To be done → Pictures stay out of your copy, but everything else in the records below must be repeated exactly.

─── Records to use

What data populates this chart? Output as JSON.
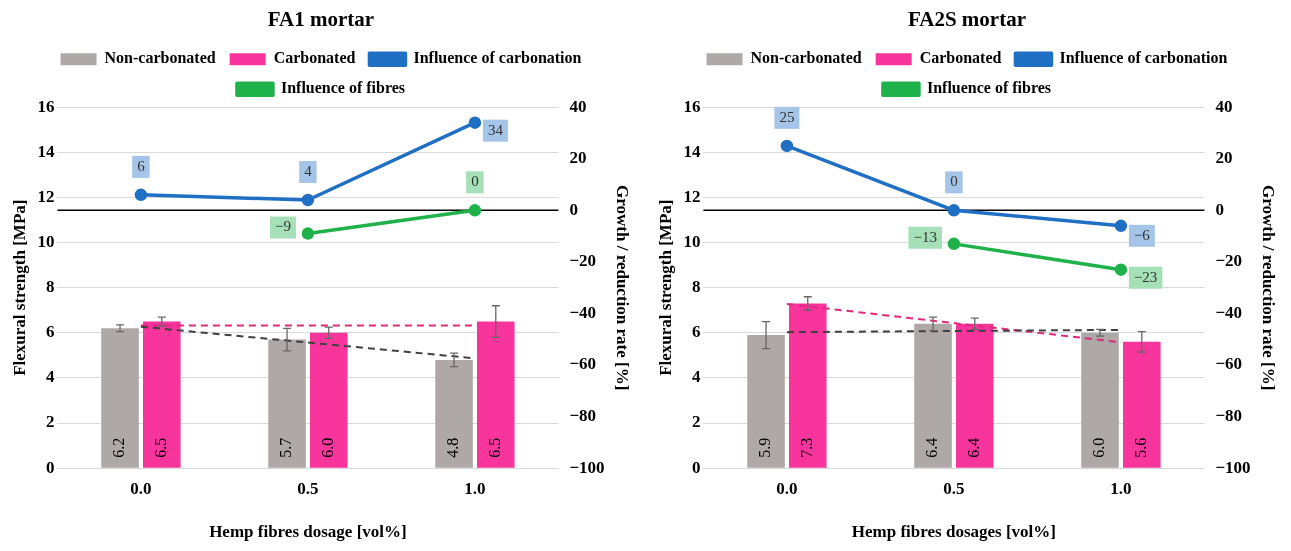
{
  "chart_data": [
    {
      "type": "bar",
      "title": "FA1 mortar",
      "xlabel": "Hemp fibres dosage [vol%]",
      "ylabel": "Flexural strength [MPa]",
      "y2label": "Growth / reduction rate [%]",
      "categories": [
        "0.0",
        "0.5",
        "1.0"
      ],
      "ylim": [
        0,
        16
      ],
      "yticks": [
        0,
        2,
        4,
        6,
        8,
        10,
        12,
        14,
        16
      ],
      "y2lim": [
        -100,
        40
      ],
      "y2ticks": [
        {
          "value": -100,
          "label": "−100"
        },
        {
          "value": -80,
          "label": "−80"
        },
        {
          "value": -60,
          "label": "−60"
        },
        {
          "value": -40,
          "label": "−40"
        },
        {
          "value": -20,
          "label": "−20"
        },
        0,
        20,
        40
      ],
      "grid": "y",
      "legend": "top",
      "ref_lines": [
        {
          "axis": "y2",
          "value": 0,
          "color": "#000000"
        }
      ],
      "series": [
        {
          "name": "Non-carbonated",
          "color": "#aea8a6",
          "values": [
            6.2,
            5.7,
            4.8
          ],
          "errors": [
            0.15,
            0.5,
            0.3
          ],
          "value_labels": [
            "6.2",
            "5.7",
            "4.8"
          ]
        },
        {
          "name": "Carbonated",
          "color": "#f7359c",
          "values": [
            6.5,
            6.0,
            6.5
          ],
          "errors": [
            0.2,
            0.25,
            0.7
          ],
          "value_labels": [
            "6.5",
            "6.0",
            "6.5"
          ]
        },
        {
          "type": "line",
          "name": "Influence of carbonation",
          "color": "#1f6fc5",
          "axis": "y2",
          "marker": "circle",
          "values": [
            6,
            4,
            34
          ],
          "value_labels": [
            "6",
            "4",
            "34"
          ]
        },
        {
          "type": "line",
          "name": "Influence of fibres",
          "color": "#1fb24a",
          "axis": "y2",
          "marker": "circle",
          "values": [
            null,
            -9,
            0
          ],
          "value_labels": [
            null,
            "−9",
            "0"
          ]
        },
        {
          "type": "line",
          "color": "#404040",
          "line_style": "dashed",
          "marker": "none",
          "x": [
            "0.0",
            "1.0"
          ],
          "values": [
            6.27,
            4.87
          ]
        },
        {
          "type": "line",
          "color": "#e02a7d",
          "line_style": "dashed",
          "marker": "none",
          "x": [
            "0.0",
            "1.0"
          ],
          "values": [
            6.33,
            6.33
          ]
        }
      ]
    },
    {
      "type": "bar",
      "title": "FA2S mortar",
      "xlabel": "Hemp fibres dosages [vol%]",
      "ylabel": "Flexural strength [MPa]",
      "y2label": "Growth / reduction rate [%]",
      "categories": [
        "0.0",
        "0.5",
        "1.0"
      ],
      "ylim": [
        0,
        16
      ],
      "yticks": [
        0,
        2,
        4,
        6,
        8,
        10,
        12,
        14,
        16
      ],
      "y2lim": [
        -100,
        40
      ],
      "y2ticks": [
        {
          "value": -100,
          "label": "−100"
        },
        {
          "value": -80,
          "label": "−80"
        },
        {
          "value": -60,
          "label": "−60"
        },
        {
          "value": -40,
          "label": "−40"
        },
        {
          "value": -20,
          "label": "−20"
        },
        0,
        20,
        40
      ],
      "grid": "y",
      "legend": "top",
      "ref_lines": [
        {
          "axis": "y2",
          "value": 0,
          "color": "#000000"
        }
      ],
      "series": [
        {
          "name": "Non-carbonated",
          "color": "#aea8a6",
          "values": [
            5.9,
            6.4,
            6.0
          ],
          "errors": [
            0.6,
            0.3,
            0.15
          ],
          "value_labels": [
            "5.9",
            "6.4",
            "6.0"
          ]
        },
        {
          "name": "Carbonated",
          "color": "#f7359c",
          "values": [
            7.3,
            6.4,
            5.6
          ],
          "errors": [
            0.3,
            0.25,
            0.45
          ],
          "value_labels": [
            "7.3",
            "6.4",
            "5.6"
          ]
        },
        {
          "type": "line",
          "name": "Influence of carbonation",
          "color": "#1f6fc5",
          "axis": "y2",
          "marker": "circle",
          "values": [
            25,
            0,
            -6
          ],
          "value_labels": [
            "25",
            "0",
            "−6"
          ]
        },
        {
          "type": "line",
          "name": "Influence of fibres",
          "color": "#1fb24a",
          "axis": "y2",
          "marker": "circle",
          "values": [
            null,
            -13,
            -23
          ],
          "value_labels": [
            null,
            "−13",
            "−23"
          ]
        },
        {
          "type": "line",
          "color": "#404040",
          "line_style": "dashed",
          "marker": "none",
          "x": [
            "0.0",
            "1.0"
          ],
          "values": [
            6.03,
            6.13
          ]
        },
        {
          "type": "line",
          "color": "#e02a7d",
          "line_style": "dashed",
          "marker": "none",
          "x": [
            "0.0",
            "1.0"
          ],
          "values": [
            7.28,
            5.58
          ]
        }
      ]
    }
  ]
}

──────

Output for this task →
What data populates this chart? Output as JSON.
{
  "chart_data": [
    {
      "type": "bar",
      "title": "FA1 mortar",
      "xlabel": "Hemp fibres dosage [vol%]",
      "ylabel": "Flexural strength [MPa]",
      "y2label": "Growth / reduction rate [%]",
      "categories": [
        "0.0",
        "0.5",
        "1.0"
      ],
      "ylim": [
        0,
        16
      ],
      "yticks": [
        0,
        2,
        4,
        6,
        8,
        10,
        12,
        14,
        16
      ],
      "y2lim": [
        -100,
        40
      ],
      "y2ticks": [
        {
          "value": -100,
          "label": "−100"
        },
        {
          "value": -80,
          "label": "−80"
        },
        {
          "value": -60,
          "label": "−60"
        },
        {
          "value": -40,
          "label": "−40"
        },
        {
          "value": -20,
          "label": "−20"
        },
        0,
        20,
        40
      ],
      "grid": "y",
      "legend": "top",
      "ref_lines": [
        {
          "axis": "y2",
          "value": 0,
          "color": "#000000"
        }
      ],
      "series": [
        {
          "name": "Non-carbonated",
          "color": "#aea8a6",
          "values": [
            6.2,
            5.7,
            4.8
          ],
          "errors": [
            0.15,
            0.5,
            0.3
          ],
          "value_labels": [
            "6.2",
            "5.7",
            "4.8"
          ]
        },
        {
          "name": "Carbonated",
          "color": "#f7359c",
          "values": [
            6.5,
            6.0,
            6.5
          ],
          "errors": [
            0.2,
            0.25,
            0.7
          ],
          "value_labels": [
            "6.5",
            "6.0",
            "6.5"
          ]
        },
        {
          "type": "line",
          "name": "Influence of carbonation",
          "color": "#1f6fc5",
          "axis": "y2",
          "marker": "circle",
          "values": [
            6,
            4,
            34
          ],
          "value_labels": [
            "6",
            "4",
            "34"
          ]
        },
        {
          "type": "line",
          "name": "Influence of fibres",
          "color": "#1fb24a",
          "axis": "y2",
          "marker": "circle",
          "values": [
            null,
            -9,
            0
          ],
          "value_labels": [
            null,
            "−9",
            "0"
          ]
        },
        {
          "type": "line",
          "color": "#404040",
          "line_style": "dashed",
          "marker": "none",
          "x": [
            "0.0",
            "1.0"
          ],
          "values": [
            6.27,
            4.87
          ]
        },
        {
          "type": "line",
          "color": "#e02a7d",
          "line_style": "dashed",
          "marker": "none",
          "x": [
            "0.0",
            "1.0"
          ],
          "values": [
            6.33,
            6.33
          ]
        }
      ]
    },
    {
      "type": "bar",
      "title": "FA2S mortar",
      "xlabel": "Hemp fibres dosages [vol%]",
      "ylabel": "Flexural strength [MPa]",
      "y2label": "Growth / reduction rate [%]",
      "categories": [
        "0.0",
        "0.5",
        "1.0"
      ],
      "ylim": [
        0,
        16
      ],
      "yticks": [
        0,
        2,
        4,
        6,
        8,
        10,
        12,
        14,
        16
      ],
      "y2lim": [
        -100,
        40
      ],
      "y2ticks": [
        {
          "value": -100,
          "label": "−100"
        },
        {
          "value": -80,
          "label": "−80"
        },
        {
          "value": -60,
          "label": "−60"
        },
        {
          "value": -40,
          "label": "−40"
        },
        {
          "value": -20,
          "label": "−20"
        },
        0,
        20,
        40
      ],
      "grid": "y",
      "legend": "top",
      "ref_lines": [
        {
          "axis": "y2",
          "value": 0,
          "color": "#000000"
        }
      ],
      "series": [
        {
          "name": "Non-carbonated",
          "color": "#aea8a6",
          "values": [
            5.9,
            6.4,
            6.0
          ],
          "errors": [
            0.6,
            0.3,
            0.15
          ],
          "value_labels": [
            "5.9",
            "6.4",
            "6.0"
          ]
        },
        {
          "name": "Carbonated",
          "color": "#f7359c",
          "values": [
            7.3,
            6.4,
            5.6
          ],
          "errors": [
            0.3,
            0.25,
            0.45
          ],
          "value_labels": [
            "7.3",
            "6.4",
            "5.6"
          ]
        },
        {
          "type": "line",
          "name": "Influence of carbonation",
          "color": "#1f6fc5",
          "axis": "y2",
          "marker": "circle",
          "values": [
            25,
            0,
            -6
          ],
          "value_labels": [
            "25",
            "0",
            "−6"
          ]
        },
        {
          "type": "line",
          "name": "Influence of fibres",
          "color": "#1fb24a",
          "axis": "y2",
          "marker": "circle",
          "values": [
            null,
            -13,
            -23
          ],
          "value_labels": [
            null,
            "−13",
            "−23"
          ]
        },
        {
          "type": "line",
          "color": "#404040",
          "line_style": "dashed",
          "marker": "none",
          "x": [
            "0.0",
            "1.0"
          ],
          "values": [
            6.03,
            6.13
          ]
        },
        {
          "type": "line",
          "color": "#e02a7d",
          "line_style": "dashed",
          "marker": "none",
          "x": [
            "0.0",
            "1.0"
          ],
          "values": [
            7.28,
            5.58
          ]
        }
      ]
    }
  ]
}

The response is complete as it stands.